▸ GIVEN INSTRUCTION:
Keep the images out and copy every entry below exactly.

▸ EXERCISE MATERIALS:
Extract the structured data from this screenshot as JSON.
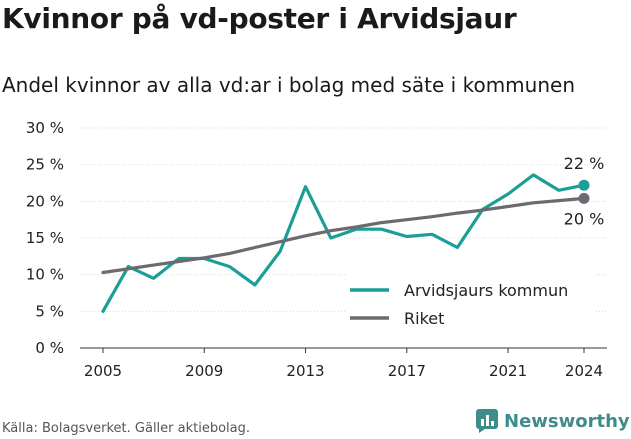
{
  "title": "Kvinnor på vd-poster i Arvidsjaur",
  "subtitle": "Andel kvinnor av alla vd:ar i bolag med säte i kommunen",
  "source": "Källa: Bolagsverket. Gäller aktiebolag.",
  "brand": "Newsworthy",
  "icons": {
    "brand_logo": "bar-chart-icon"
  },
  "chart_data": {
    "type": "line",
    "x": [
      2005,
      2006,
      2007,
      2008,
      2009,
      2010,
      2011,
      2012,
      2013,
      2014,
      2015,
      2016,
      2017,
      2018,
      2019,
      2020,
      2021,
      2022,
      2023,
      2024
    ],
    "series": [
      {
        "name": "Arvidsjaurs kommun",
        "color": "#1b9e97",
        "values": [
          5,
          11.1,
          9.5,
          12.2,
          12.2,
          11.1,
          8.6,
          13.2,
          22,
          15,
          16.2,
          16.2,
          15.2,
          15.5,
          13.7,
          18.9,
          21,
          23.6,
          21.5,
          22.2
        ]
      },
      {
        "name": "Riket",
        "color": "#6b6a70",
        "values": [
          10.3,
          10.8,
          11.3,
          11.8,
          12.3,
          12.9,
          13.7,
          14.5,
          15.3,
          16,
          16.5,
          17.1,
          17.5,
          17.9,
          18.4,
          18.8,
          19.3,
          19.8,
          20.1,
          20.4
        ]
      }
    ],
    "end_labels": [
      "22 %",
      "20 %"
    ],
    "xticks": [
      2005,
      2009,
      2013,
      2017,
      2021,
      2024
    ],
    "yticks": [
      0,
      5,
      10,
      15,
      20,
      25,
      30
    ],
    "ytick_labels": [
      "0 %",
      "5 %",
      "10 %",
      "15 %",
      "20 %",
      "25 %",
      "30 %"
    ],
    "xlim": [
      2005,
      2024
    ],
    "ylim": [
      0,
      30
    ],
    "grid": "horizontal",
    "legend_position": "bottom-right"
  }
}
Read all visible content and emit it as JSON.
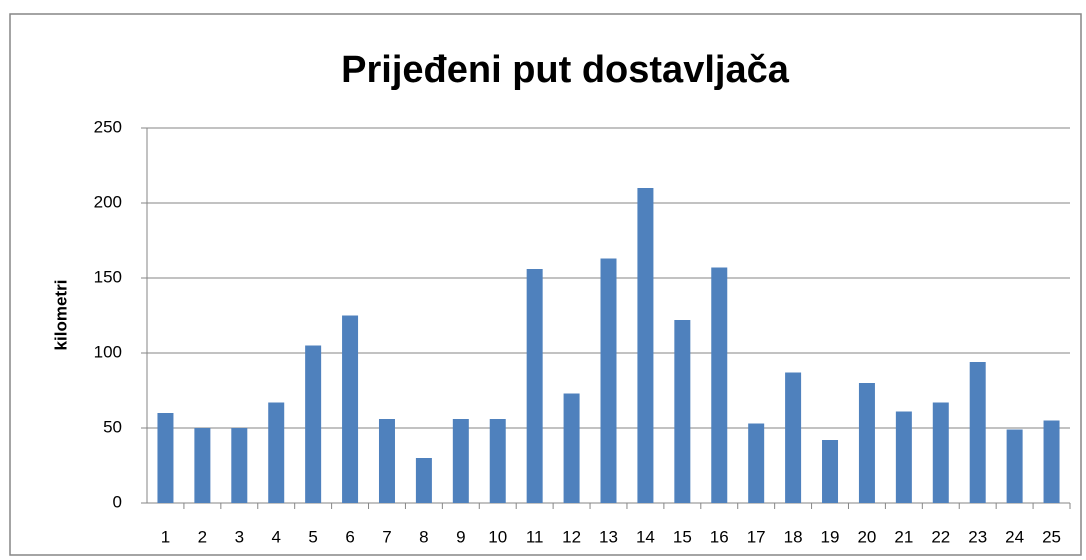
{
  "chart_data": {
    "type": "bar",
    "title": "Prijeđeni put dostavljača",
    "y_label": "kilometri",
    "categories": [
      "1",
      "2",
      "3",
      "4",
      "5",
      "6",
      "7",
      "8",
      "9",
      "10",
      "11",
      "12",
      "13",
      "14",
      "15",
      "16",
      "17",
      "18",
      "19",
      "20",
      "21",
      "22",
      "23",
      "24",
      "25"
    ],
    "values": [
      60,
      50,
      50,
      67,
      105,
      125,
      56,
      30,
      56,
      56,
      156,
      73,
      163,
      210,
      122,
      157,
      53,
      87,
      42,
      80,
      61,
      67,
      94,
      49,
      55
    ],
    "color": "#4f81bd",
    "ylim": [
      0,
      250
    ],
    "yticks": [
      0,
      50,
      100,
      150,
      200,
      250
    ],
    "grid": true
  }
}
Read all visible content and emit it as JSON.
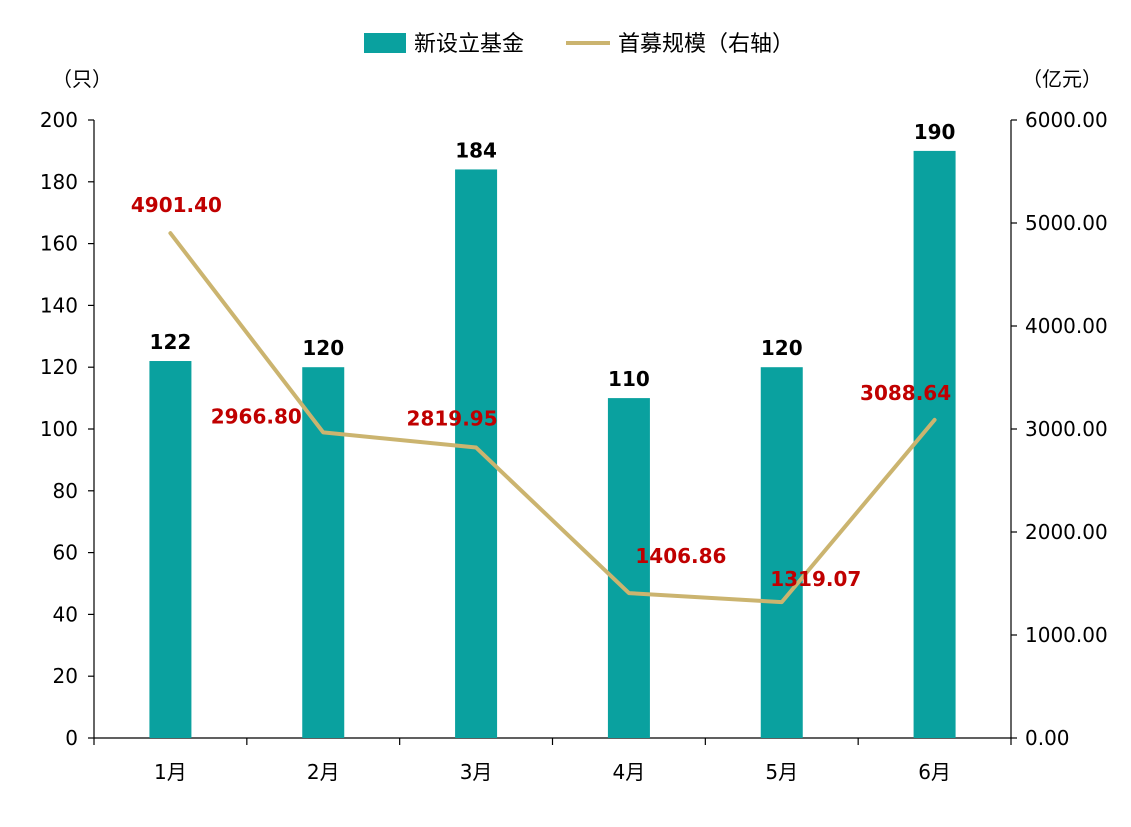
{
  "chart_data": {
    "type": "bar+line",
    "categories": [
      "1月",
      "2月",
      "3月",
      "4月",
      "5月",
      "6月"
    ],
    "series": [
      {
        "name": "新设立基金",
        "type": "bar",
        "axis": "left",
        "values": [
          122,
          120,
          184,
          110,
          120,
          190
        ],
        "labels": [
          "122",
          "120",
          "184",
          "110",
          "120",
          "190"
        ]
      },
      {
        "name": "首募规模（右轴）",
        "type": "line",
        "axis": "right",
        "values": [
          4901.4,
          2966.8,
          2819.95,
          1406.86,
          1319.07,
          3088.64
        ],
        "labels": [
          "4901.40",
          "2966.80",
          "2819.95",
          "1406.86",
          "1319.07",
          "3088.64"
        ]
      }
    ],
    "left_axis": {
      "unit": "（只）",
      "range": [
        0,
        200
      ],
      "ticks": [
        "0",
        "20",
        "40",
        "60",
        "80",
        "100",
        "120",
        "140",
        "160",
        "180",
        "200"
      ]
    },
    "right_axis": {
      "unit": "（亿元）",
      "range": [
        0,
        6000
      ],
      "ticks": [
        "0.00",
        "1000.00",
        "2000.00",
        "3000.00",
        "4000.00",
        "5000.00",
        "6000.00"
      ]
    },
    "legend_position": "top-center",
    "grid": false,
    "colors": {
      "bar": "#0aa19f",
      "line": "#cbb46f",
      "line_label": "#c00000"
    }
  }
}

▸ EXERCISE SOLUTION:
Extract the structured data from this screenshot as JSON.
{
  "title": "Kvinnor på vd-poster i Arvidsjaur",
  "subtitle": "Andel kvinnor av alla vd:ar i bolag med säte i kommunen",
  "source": "Källa: Bolagsverket. Gäller aktiebolag.",
  "brand": "Newsworthy",
  "icons": {
    "brand_logo": "bar-chart-icon"
  },
  "chart_data": {
    "type": "line",
    "x": [
      2005,
      2006,
      2007,
      2008,
      2009,
      2010,
      2011,
      2012,
      2013,
      2014,
      2015,
      2016,
      2017,
      2018,
      2019,
      2020,
      2021,
      2022,
      2023,
      2024
    ],
    "series": [
      {
        "name": "Arvidsjaurs kommun",
        "color": "#1b9e97",
        "values": [
          5,
          11.1,
          9.5,
          12.2,
          12.2,
          11.1,
          8.6,
          13.2,
          22,
          15,
          16.2,
          16.2,
          15.2,
          15.5,
          13.7,
          18.9,
          21,
          23.6,
          21.5,
          22.2
        ]
      },
      {
        "name": "Riket",
        "color": "#6b6a70",
        "values": [
          10.3,
          10.8,
          11.3,
          11.8,
          12.3,
          12.9,
          13.7,
          14.5,
          15.3,
          16,
          16.5,
          17.1,
          17.5,
          17.9,
          18.4,
          18.8,
          19.3,
          19.8,
          20.1,
          20.4
        ]
      }
    ],
    "end_labels": [
      "22 %",
      "20 %"
    ],
    "xticks": [
      2005,
      2009,
      2013,
      2017,
      2021,
      2024
    ],
    "yticks": [
      0,
      5,
      10,
      15,
      20,
      25,
      30
    ],
    "ytick_labels": [
      "0 %",
      "5 %",
      "10 %",
      "15 %",
      "20 %",
      "25 %",
      "30 %"
    ],
    "xlim": [
      2005,
      2024
    ],
    "ylim": [
      0,
      30
    ],
    "grid": "horizontal",
    "legend_position": "bottom-right"
  }
}
Read all visible content and emit it as JSON.
{
  "chart_data": {
    "type": "bar",
    "title": "Prijeđeni put dostavljača",
    "y_label": "kilometri",
    "categories": [
      "1",
      "2",
      "3",
      "4",
      "5",
      "6",
      "7",
      "8",
      "9",
      "10",
      "11",
      "12",
      "13",
      "14",
      "15",
      "16",
      "17",
      "18",
      "19",
      "20",
      "21",
      "22",
      "23",
      "24",
      "25"
    ],
    "values": [
      60,
      50,
      50,
      67,
      105,
      125,
      56,
      30,
      56,
      56,
      156,
      73,
      163,
      210,
      122,
      157,
      53,
      87,
      42,
      80,
      61,
      67,
      94,
      49,
      55
    ],
    "color": "#4f81bd",
    "ylim": [
      0,
      250
    ],
    "yticks": [
      0,
      50,
      100,
      150,
      200,
      250
    ],
    "grid": true
  }
}
Read all visible content and emit it as JSON.
{
  "chart_data": {
    "type": "bar+line",
    "categories": [
      "1月",
      "2月",
      "3月",
      "4月",
      "5月",
      "6月"
    ],
    "series": [
      {
        "name": "新设立基金",
        "type": "bar",
        "axis": "left",
        "values": [
          122,
          120,
          184,
          110,
          120,
          190
        ],
        "labels": [
          "122",
          "120",
          "184",
          "110",
          "120",
          "190"
        ]
      },
      {
        "name": "首募规模（右轴）",
        "type": "line",
        "axis": "right",
        "values": [
          4901.4,
          2966.8,
          2819.95,
          1406.86,
          1319.07,
          3088.64
        ],
        "labels": [
          "4901.40",
          "2966.80",
          "2819.95",
          "1406.86",
          "1319.07",
          "3088.64"
        ]
      }
    ],
    "left_axis": {
      "unit": "（只）",
      "range": [
        0,
        200
      ],
      "ticks": [
        "0",
        "20",
        "40",
        "60",
        "80",
        "100",
        "120",
        "140",
        "160",
        "180",
        "200"
      ]
    },
    "right_axis": {
      "unit": "（亿元）",
      "range": [
        0,
        6000
      ],
      "ticks": [
        "0.00",
        "1000.00",
        "2000.00",
        "3000.00",
        "4000.00",
        "5000.00",
        "6000.00"
      ]
    },
    "legend_position": "top-center",
    "grid": false,
    "colors": {
      "bar": "#0aa19f",
      "line": "#cbb46f",
      "line_label": "#c00000"
    }
  }
}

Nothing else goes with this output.